TASK PROMPT:
Nothing may be dropped or altered: reproduce all the data.

Stored data entries:
━━━━━━

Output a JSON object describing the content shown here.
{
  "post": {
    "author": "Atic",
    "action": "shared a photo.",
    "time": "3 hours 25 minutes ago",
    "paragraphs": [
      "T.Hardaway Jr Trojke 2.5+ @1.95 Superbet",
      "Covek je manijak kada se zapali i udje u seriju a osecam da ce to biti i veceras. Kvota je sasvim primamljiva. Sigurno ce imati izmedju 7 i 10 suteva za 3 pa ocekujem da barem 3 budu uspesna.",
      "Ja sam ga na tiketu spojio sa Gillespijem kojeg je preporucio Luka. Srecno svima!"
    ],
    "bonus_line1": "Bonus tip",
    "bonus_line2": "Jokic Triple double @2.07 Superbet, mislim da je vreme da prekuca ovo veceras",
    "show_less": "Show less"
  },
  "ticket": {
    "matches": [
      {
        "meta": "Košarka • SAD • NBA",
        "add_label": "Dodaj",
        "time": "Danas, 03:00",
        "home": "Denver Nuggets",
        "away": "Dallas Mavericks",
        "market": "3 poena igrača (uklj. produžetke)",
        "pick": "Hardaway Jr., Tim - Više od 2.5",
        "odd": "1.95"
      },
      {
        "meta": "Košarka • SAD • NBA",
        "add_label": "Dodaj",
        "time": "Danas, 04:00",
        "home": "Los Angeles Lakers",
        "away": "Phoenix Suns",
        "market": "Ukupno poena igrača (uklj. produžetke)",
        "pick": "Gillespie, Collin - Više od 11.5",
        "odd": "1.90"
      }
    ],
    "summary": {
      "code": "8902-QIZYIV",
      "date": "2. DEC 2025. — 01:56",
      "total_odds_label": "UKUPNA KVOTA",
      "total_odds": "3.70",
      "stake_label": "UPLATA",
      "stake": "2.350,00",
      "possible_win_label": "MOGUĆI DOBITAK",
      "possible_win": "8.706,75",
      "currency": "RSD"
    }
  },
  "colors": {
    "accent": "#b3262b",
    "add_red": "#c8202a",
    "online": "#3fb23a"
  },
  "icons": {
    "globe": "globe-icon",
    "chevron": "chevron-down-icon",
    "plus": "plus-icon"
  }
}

━━━━━━

THE SOLUTION:
Output a JSON object describing the content shown here.
{
  "post": {
    "author": "Atic",
    "action": "shared a photo.",
    "time": "3 hours 25 minutes ago",
    "paragraphs": [
      "T.Hardaway Jr Trojke 2.5+ @1.95 Superbet",
      "Covek je manijak kada se zapali i udje u seriju a osecam da ce to biti i veceras. Kvota je sasvim primamljiva. Sigurno ce imati izmedju 7 i 10 suteva za 3 pa ocekujem da barem 3 budu uspesna.",
      "Ja sam ga na tiketu spojio sa Gillespijem kojeg je preporucio Luka. Srecno svima!"
    ],
    "bonus_line1": "Bonus tip",
    "bonus_line2": "Jokic Triple double @2.07 Superbet, mislim da je vreme da prekuca ovo veceras",
    "show_less": "Show less"
  },
  "ticket": {
    "matches": [
      {
        "meta": "Košarka • SAD • NBA",
        "add_label": "Dodaj",
        "time": "Danas, 03:00",
        "home": "Denver Nuggets",
        "away": "Dallas Mavericks",
        "market": "3 poena igrača (uklj. produžetke)",
        "pick": "Hardaway Jr., Tim - Više od 2.5",
        "odd": "1.95"
      },
      {
        "meta": "Košarka • SAD • NBA",
        "add_label": "Dodaj",
        "time": "Danas, 04:00",
        "home": "Los Angeles Lakers",
        "away": "Phoenix Suns",
        "market": "Ukupno poena igrača (uklj. produžetke)",
        "pick": "Gillespie, Collin - Više od 11.5",
        "odd": "1.90"
      }
    ],
    "summary": {
      "code": "8902-QIZYIV",
      "date": "2. DEC 2025. — 01:56",
      "total_odds_label": "UKUPNA KVOTA",
      "total_odds": "3.70",
      "stake_label": "UPLATA",
      "stake": "2.350,00",
      "possible_win_label": "MOGUĆI DOBITAK",
      "possible_win": "8.706,75",
      "currency": "RSD"
    }
  },
  "colors": {
    "accent": "#b3262b",
    "add_red": "#c8202a",
    "online": "#3fb23a"
  },
  "icons": {
    "globe": "globe-icon",
    "chevron": "chevron-down-icon",
    "plus": "plus-icon"
  }
}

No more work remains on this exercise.